What you are asked to do — Exclude any images and output the remaining records exactly.

Supplied data —
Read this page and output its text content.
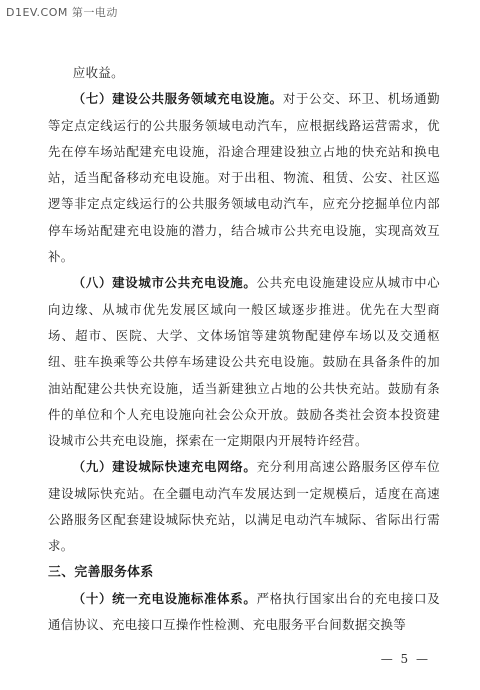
D1EV.COM 第一电动

应收益。

（七）建设公共服务领域充电设施。对于公交、环卫、机场通勤等定点定线运行的公共服务领域电动汽车，应根据线路运营需求，优先在停车场站配建充电设施，沿途合理建设独立占地的快充站和换电站，适当配备移动充电设施。对于出租、物流、租赁、公安、社区巡逻等非定点定线运行的公共服务领域电动汽车，应充分挖掘单位内部停车场站配建充电设施的潜力，结合城市公共充电设施，实现高效互补。

（八）建设城市公共充电设施。公共充电设施建设应从城市中心向边缘、从城市优先发展区域向一般区域逐步推进。优先在大型商场、超市、医院、大学、文体场馆等建筑物配建停车场以及交通枢纽、驻车换乘等公共停车场建设公共充电设施。鼓励在具备条件的加油站配建公共快充设施，适当新建独立占地的公共快充站。鼓励有条件的单位和个人充电设施向社会公众开放。鼓励各类社会资本投资建设城市公共充电设施，探索在一定期限内开展特许经营。

（九）建设城际快速充电网络。充分利用高速公路服务区停车位建设城际快充站。在全疆电动汽车发展达到一定规模后，适度在高速公路服务区配套建设城际快充站，以满足电动汽车城际、省际出行需求。

三、完善服务体系

（十）统一充电设施标准体系。严格执行国家出台的充电接口及通信协议、充电接口互操作性检测、充电服务平台间数据交换等

— 5 —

Solved problem —
Read this page and output its text content.
D1EV.COM 第一电动

应收益。

（七）建设公共服务领域充电设施。对于公交、环卫、机场通勤等定点定线运行的公共服务领域电动汽车，应根据线路运营需求，优先在停车场站配建充电设施，沿途合理建设独立占地的快充站和换电站，适当配备移动充电设施。对于出租、物流、租赁、公安、社区巡逻等非定点定线运行的公共服务领域电动汽车，应充分挖掘单位内部停车场站配建充电设施的潜力，结合城市公共充电设施，实现高效互补。

（八）建设城市公共充电设施。公共充电设施建设应从城市中心向边缘、从城市优先发展区域向一般区域逐步推进。优先在大型商场、超市、医院、大学、文体场馆等建筑物配建停车场以及交通枢纽、驻车换乘等公共停车场建设公共充电设施。鼓励在具备条件的加油站配建公共快充设施，适当新建独立占地的公共快充站。鼓励有条件的单位和个人充电设施向社会公众开放。鼓励各类社会资本投资建设城市公共充电设施，探索在一定期限内开展特许经营。

（九）建设城际快速充电网络。充分利用高速公路服务区停车位建设城际快充站。在全疆电动汽车发展达到一定规模后，适度在高速公路服务区配套建设城际快充站，以满足电动汽车城际、省际出行需求。

三、完善服务体系

（十）统一充电设施标准体系。严格执行国家出台的充电接口及通信协议、充电接口互操作性检测、充电服务平台间数据交换等

— 5 —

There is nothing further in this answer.